Required task: Go through the listing and pick out each line with the word "this" in it.

(Records)
((

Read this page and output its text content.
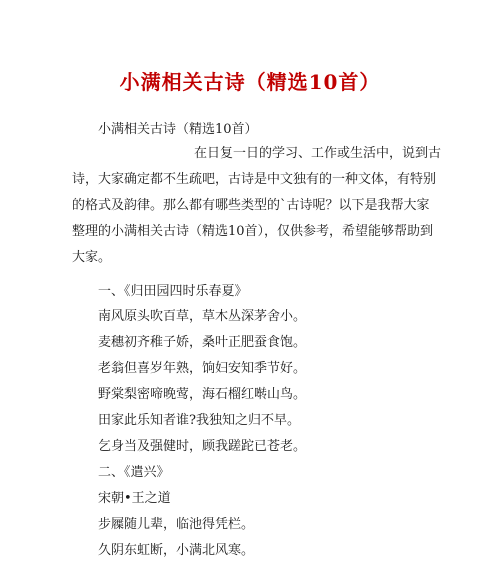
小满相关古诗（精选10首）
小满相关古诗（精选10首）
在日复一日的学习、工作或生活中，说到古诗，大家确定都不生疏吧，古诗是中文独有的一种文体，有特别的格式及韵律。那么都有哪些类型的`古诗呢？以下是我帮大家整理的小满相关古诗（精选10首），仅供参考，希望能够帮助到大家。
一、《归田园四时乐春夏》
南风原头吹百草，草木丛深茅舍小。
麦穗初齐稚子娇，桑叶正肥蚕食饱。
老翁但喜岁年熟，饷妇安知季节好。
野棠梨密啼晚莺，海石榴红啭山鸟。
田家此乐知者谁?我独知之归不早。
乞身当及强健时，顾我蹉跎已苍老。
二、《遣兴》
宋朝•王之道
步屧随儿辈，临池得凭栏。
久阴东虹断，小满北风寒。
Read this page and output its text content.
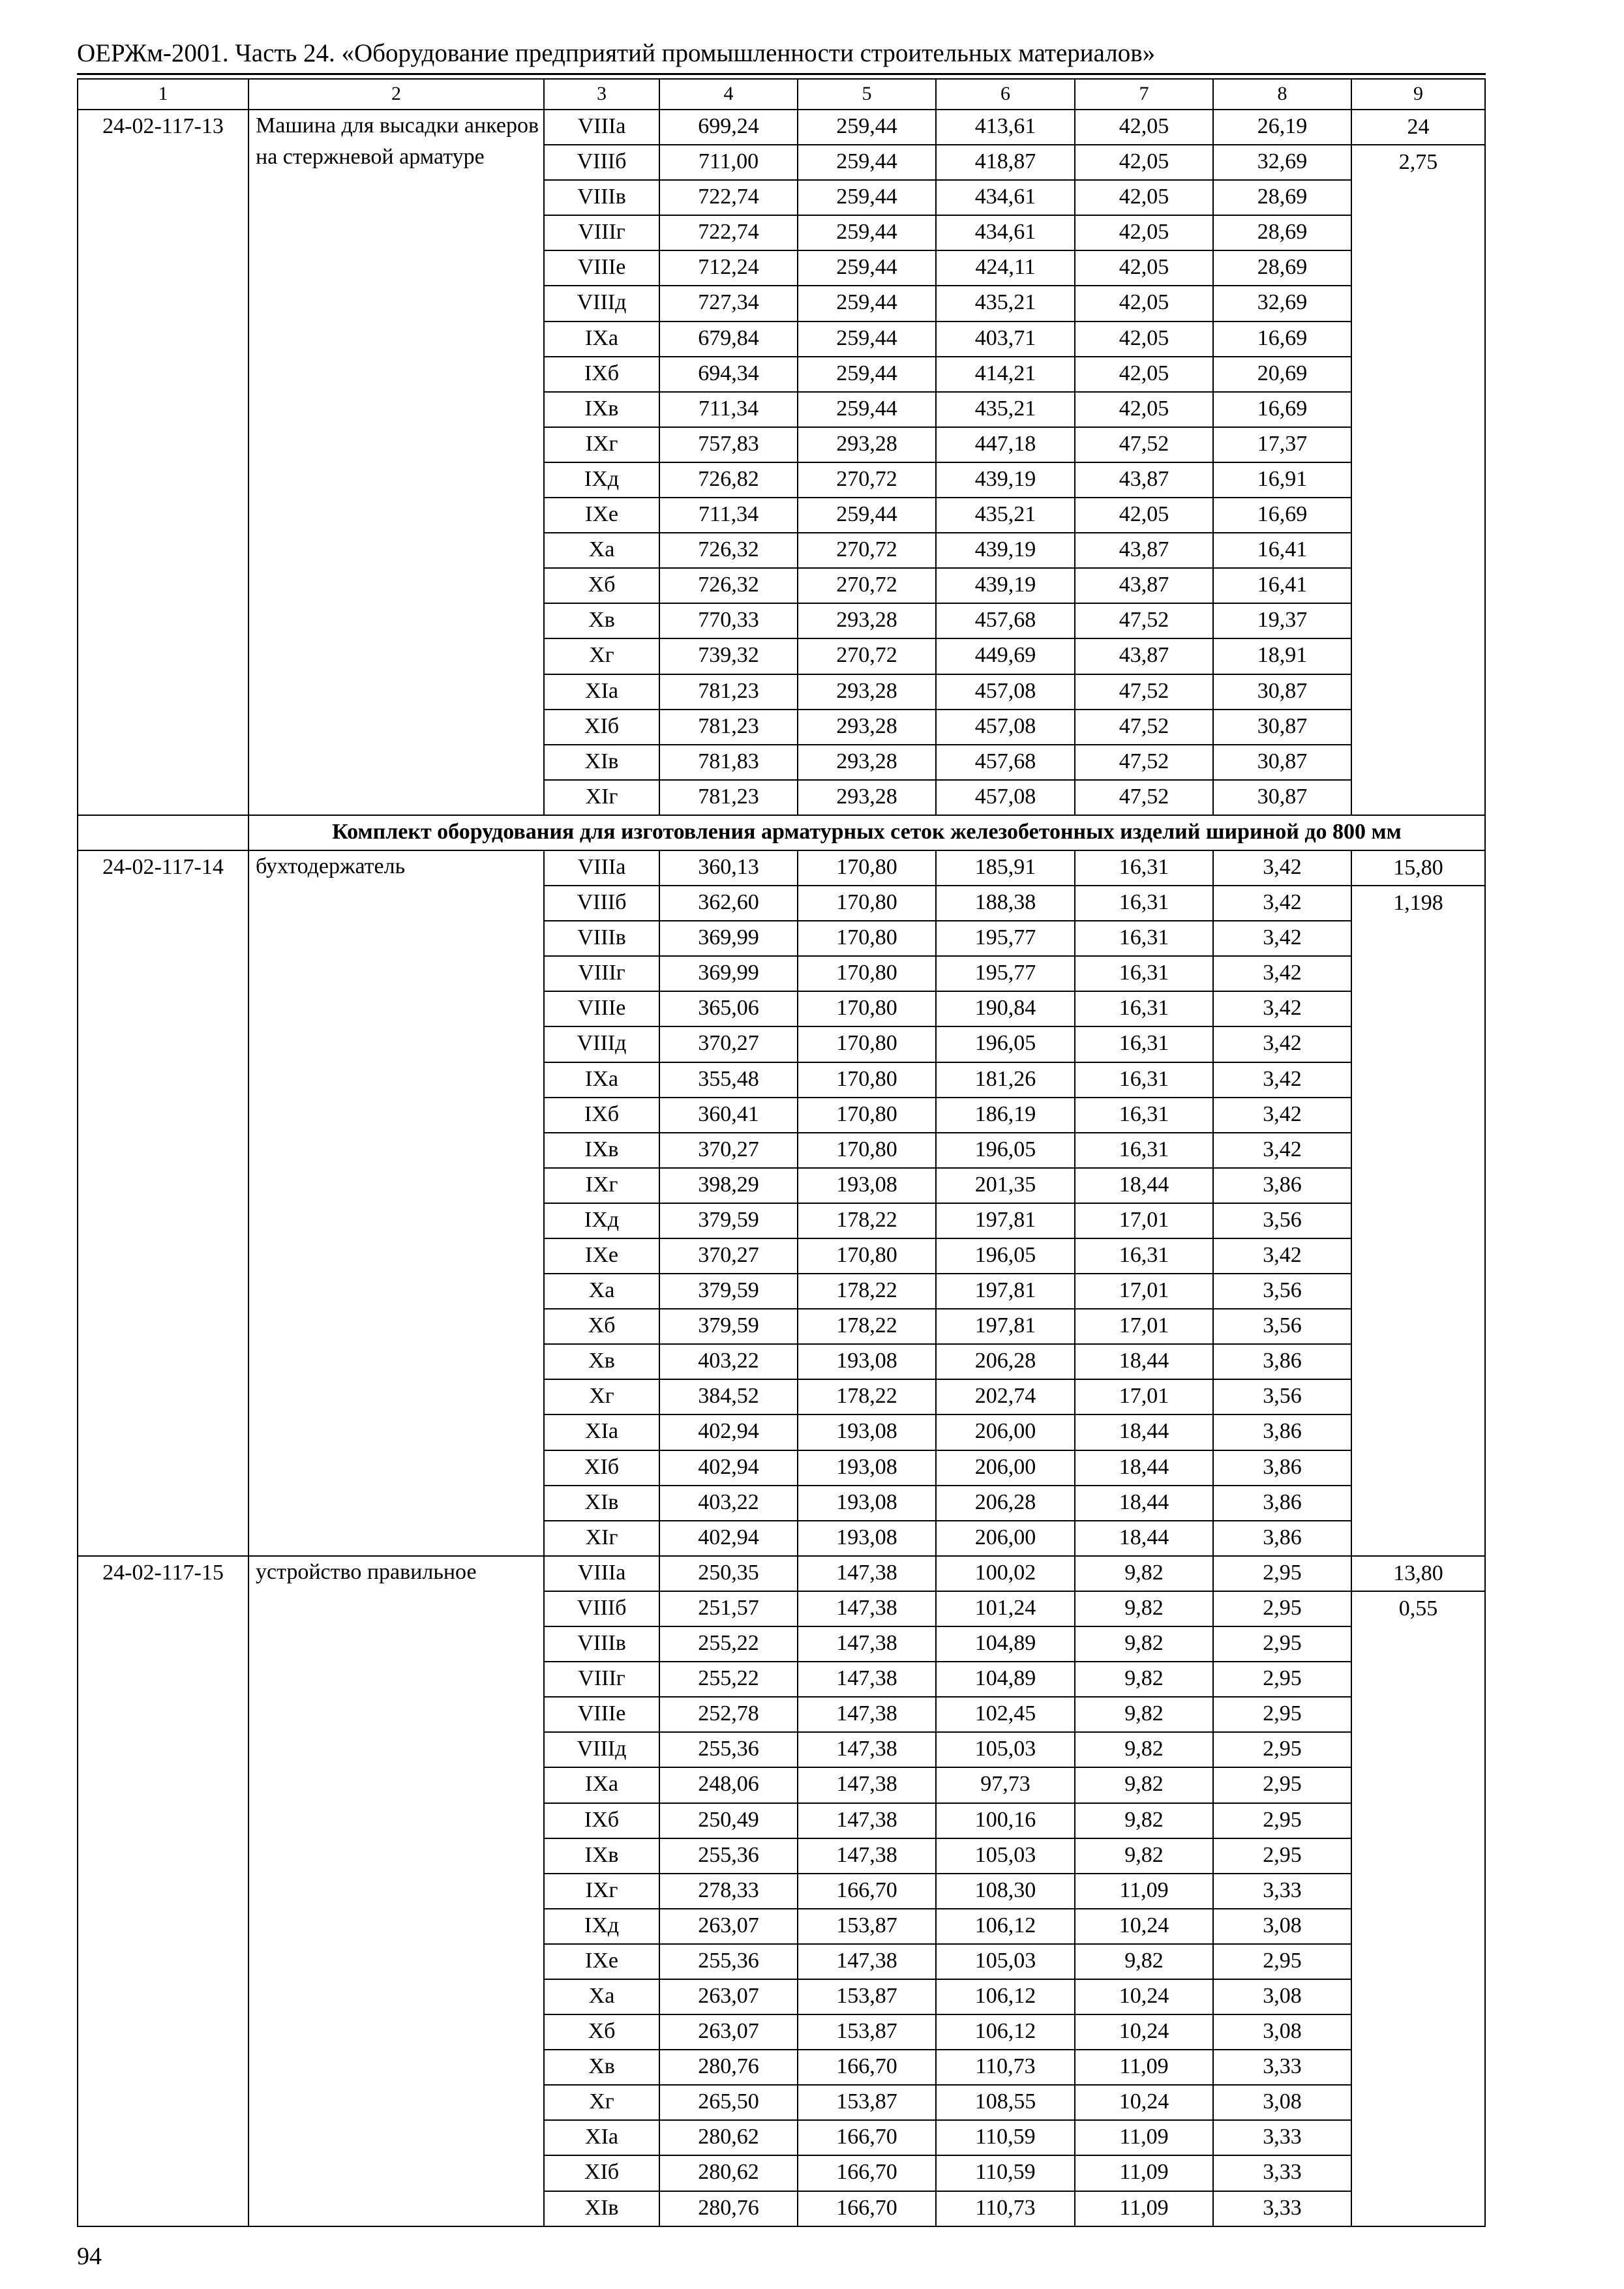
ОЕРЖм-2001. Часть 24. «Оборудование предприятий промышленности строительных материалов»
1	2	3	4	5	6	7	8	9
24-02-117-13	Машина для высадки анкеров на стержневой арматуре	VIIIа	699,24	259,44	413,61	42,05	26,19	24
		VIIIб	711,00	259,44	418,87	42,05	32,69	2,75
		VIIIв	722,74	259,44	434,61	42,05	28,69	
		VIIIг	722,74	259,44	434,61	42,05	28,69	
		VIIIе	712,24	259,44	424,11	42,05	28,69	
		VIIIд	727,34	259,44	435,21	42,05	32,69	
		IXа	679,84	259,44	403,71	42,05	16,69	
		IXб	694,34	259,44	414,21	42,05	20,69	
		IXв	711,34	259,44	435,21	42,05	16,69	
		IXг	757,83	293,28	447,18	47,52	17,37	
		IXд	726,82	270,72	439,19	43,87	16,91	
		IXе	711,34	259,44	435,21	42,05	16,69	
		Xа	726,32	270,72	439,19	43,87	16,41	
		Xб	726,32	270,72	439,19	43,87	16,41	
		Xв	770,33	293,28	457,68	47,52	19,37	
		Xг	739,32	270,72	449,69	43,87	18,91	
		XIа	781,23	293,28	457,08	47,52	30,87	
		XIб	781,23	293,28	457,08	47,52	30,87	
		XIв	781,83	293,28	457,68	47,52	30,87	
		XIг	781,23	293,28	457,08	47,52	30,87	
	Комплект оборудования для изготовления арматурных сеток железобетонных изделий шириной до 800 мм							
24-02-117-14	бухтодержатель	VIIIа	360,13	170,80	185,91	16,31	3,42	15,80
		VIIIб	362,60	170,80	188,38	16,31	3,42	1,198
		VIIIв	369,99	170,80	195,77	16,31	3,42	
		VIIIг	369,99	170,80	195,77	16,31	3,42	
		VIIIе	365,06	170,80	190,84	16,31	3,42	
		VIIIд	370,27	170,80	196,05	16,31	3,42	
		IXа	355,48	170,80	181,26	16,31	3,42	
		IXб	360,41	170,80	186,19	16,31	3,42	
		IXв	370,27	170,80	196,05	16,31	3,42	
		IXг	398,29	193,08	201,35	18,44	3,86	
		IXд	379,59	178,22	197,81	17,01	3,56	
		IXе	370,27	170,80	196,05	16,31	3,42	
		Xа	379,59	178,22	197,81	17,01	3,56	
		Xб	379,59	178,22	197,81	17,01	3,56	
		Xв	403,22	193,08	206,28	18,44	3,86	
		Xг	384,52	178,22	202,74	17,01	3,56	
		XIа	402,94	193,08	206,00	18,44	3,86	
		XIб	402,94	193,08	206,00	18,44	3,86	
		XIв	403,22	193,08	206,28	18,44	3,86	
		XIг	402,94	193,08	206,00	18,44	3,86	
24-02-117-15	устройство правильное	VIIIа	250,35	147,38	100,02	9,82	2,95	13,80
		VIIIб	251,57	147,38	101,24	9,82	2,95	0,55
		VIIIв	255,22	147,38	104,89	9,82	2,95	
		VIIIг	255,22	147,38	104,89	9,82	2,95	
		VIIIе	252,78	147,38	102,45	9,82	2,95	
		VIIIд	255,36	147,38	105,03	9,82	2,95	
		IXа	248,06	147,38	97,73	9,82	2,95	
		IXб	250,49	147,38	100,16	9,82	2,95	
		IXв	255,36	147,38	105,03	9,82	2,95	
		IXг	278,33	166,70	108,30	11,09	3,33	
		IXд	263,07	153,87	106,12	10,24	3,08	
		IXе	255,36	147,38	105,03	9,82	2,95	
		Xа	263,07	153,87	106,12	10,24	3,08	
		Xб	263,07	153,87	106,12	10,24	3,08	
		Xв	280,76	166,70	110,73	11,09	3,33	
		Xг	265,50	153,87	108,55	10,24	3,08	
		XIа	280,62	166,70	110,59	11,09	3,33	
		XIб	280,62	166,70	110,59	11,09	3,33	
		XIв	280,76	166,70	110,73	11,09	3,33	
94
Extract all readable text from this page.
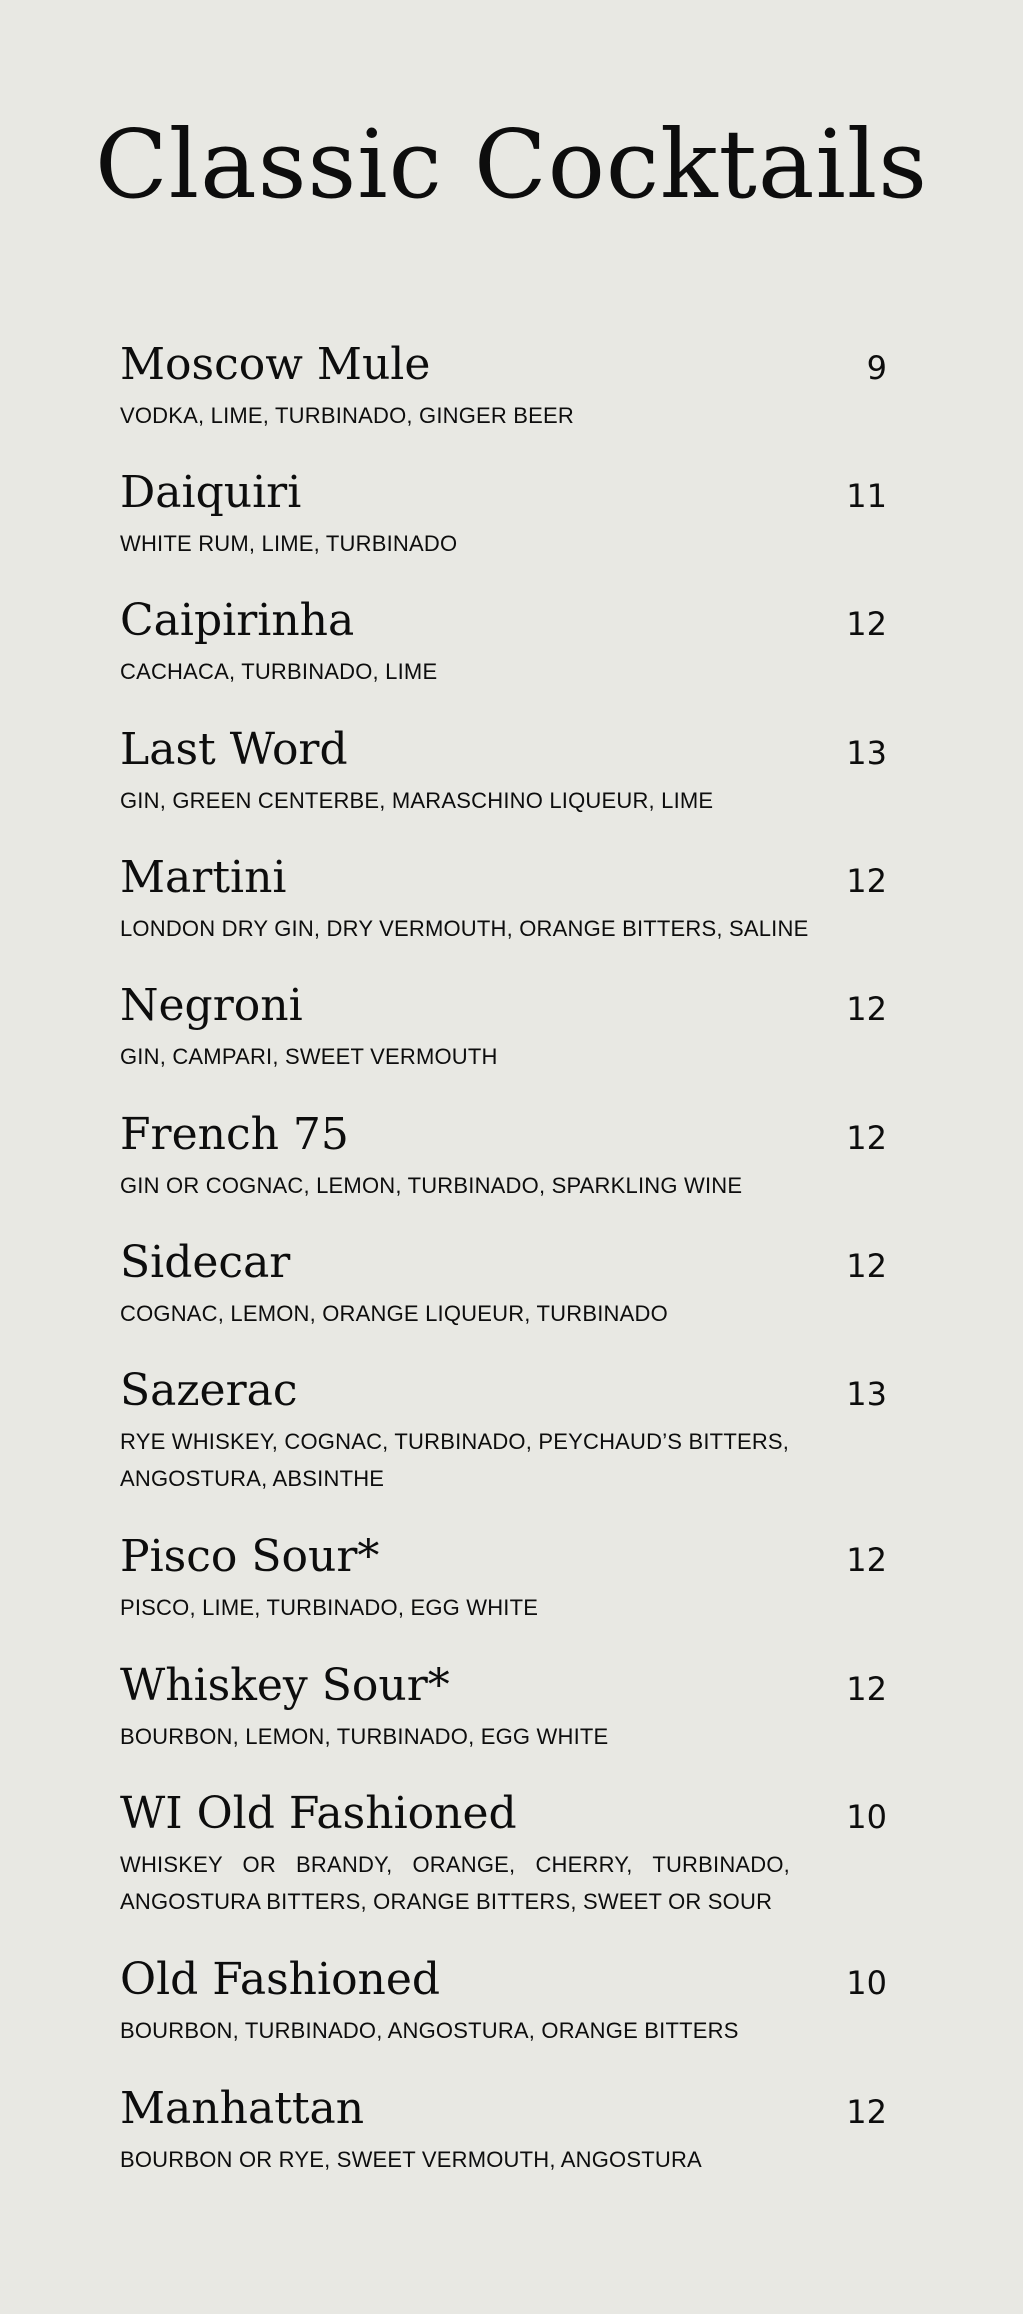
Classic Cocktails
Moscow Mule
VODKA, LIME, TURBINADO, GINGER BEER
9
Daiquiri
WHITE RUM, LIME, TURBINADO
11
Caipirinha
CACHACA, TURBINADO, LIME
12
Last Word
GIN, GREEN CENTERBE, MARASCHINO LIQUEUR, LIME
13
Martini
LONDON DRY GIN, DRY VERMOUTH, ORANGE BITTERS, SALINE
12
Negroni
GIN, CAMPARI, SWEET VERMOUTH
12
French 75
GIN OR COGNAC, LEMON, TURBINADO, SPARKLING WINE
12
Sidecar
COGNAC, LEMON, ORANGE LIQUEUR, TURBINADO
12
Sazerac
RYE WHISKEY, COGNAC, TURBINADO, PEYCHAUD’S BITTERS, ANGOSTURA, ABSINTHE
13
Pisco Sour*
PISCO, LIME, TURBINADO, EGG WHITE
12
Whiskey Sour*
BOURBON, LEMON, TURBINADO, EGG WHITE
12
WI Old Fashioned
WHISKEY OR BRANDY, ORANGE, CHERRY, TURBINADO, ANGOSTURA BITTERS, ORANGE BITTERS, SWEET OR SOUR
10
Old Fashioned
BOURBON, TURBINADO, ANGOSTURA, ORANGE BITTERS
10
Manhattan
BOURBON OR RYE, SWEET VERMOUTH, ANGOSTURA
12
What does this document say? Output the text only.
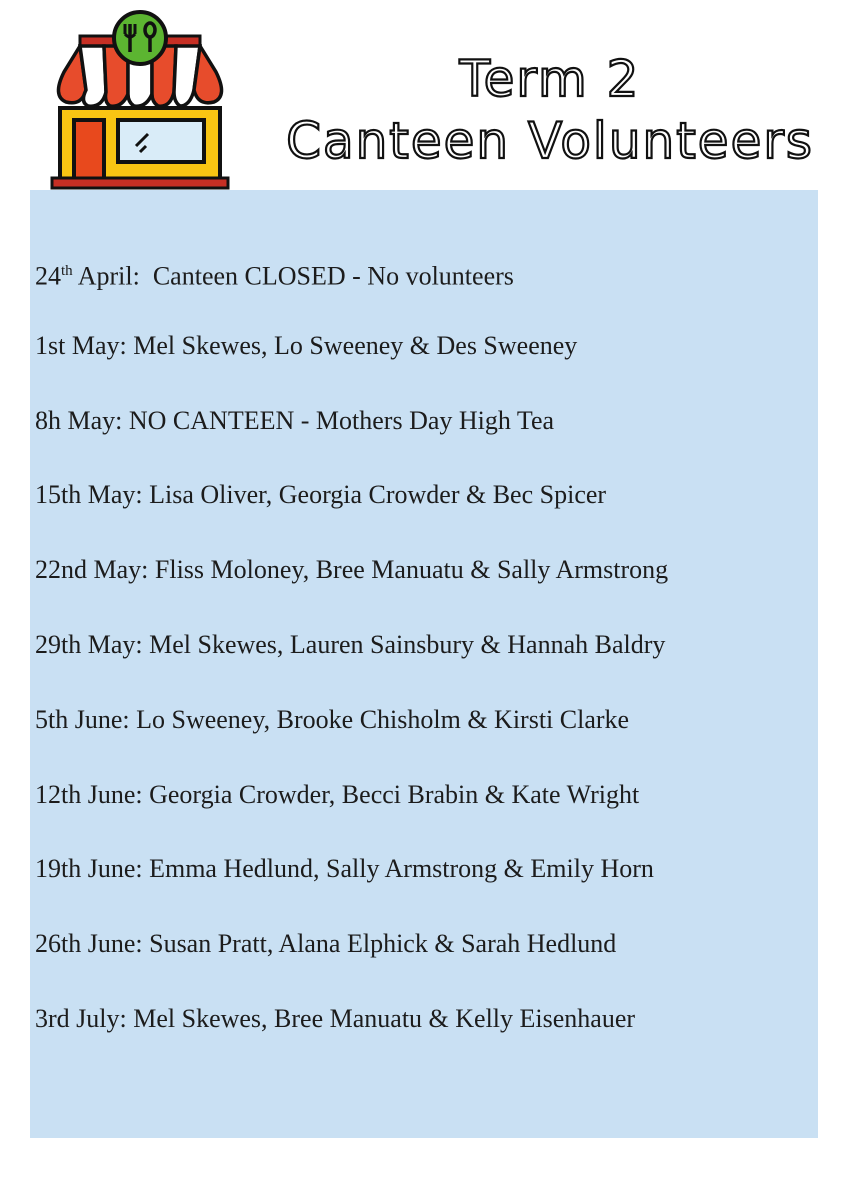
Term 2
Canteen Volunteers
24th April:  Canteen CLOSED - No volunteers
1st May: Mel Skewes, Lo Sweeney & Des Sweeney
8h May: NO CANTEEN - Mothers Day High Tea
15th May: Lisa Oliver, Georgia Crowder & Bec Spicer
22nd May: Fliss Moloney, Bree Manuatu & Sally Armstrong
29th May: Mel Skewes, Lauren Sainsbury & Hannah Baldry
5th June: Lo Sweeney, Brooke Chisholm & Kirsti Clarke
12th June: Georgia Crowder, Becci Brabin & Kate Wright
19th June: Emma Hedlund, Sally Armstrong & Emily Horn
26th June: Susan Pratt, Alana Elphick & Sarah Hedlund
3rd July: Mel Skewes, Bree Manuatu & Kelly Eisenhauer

))

Finished task:
Read this page and output its text content.
Read this page and output its text content.
Extract all readable text from this page.
What does this document say? Output the text only.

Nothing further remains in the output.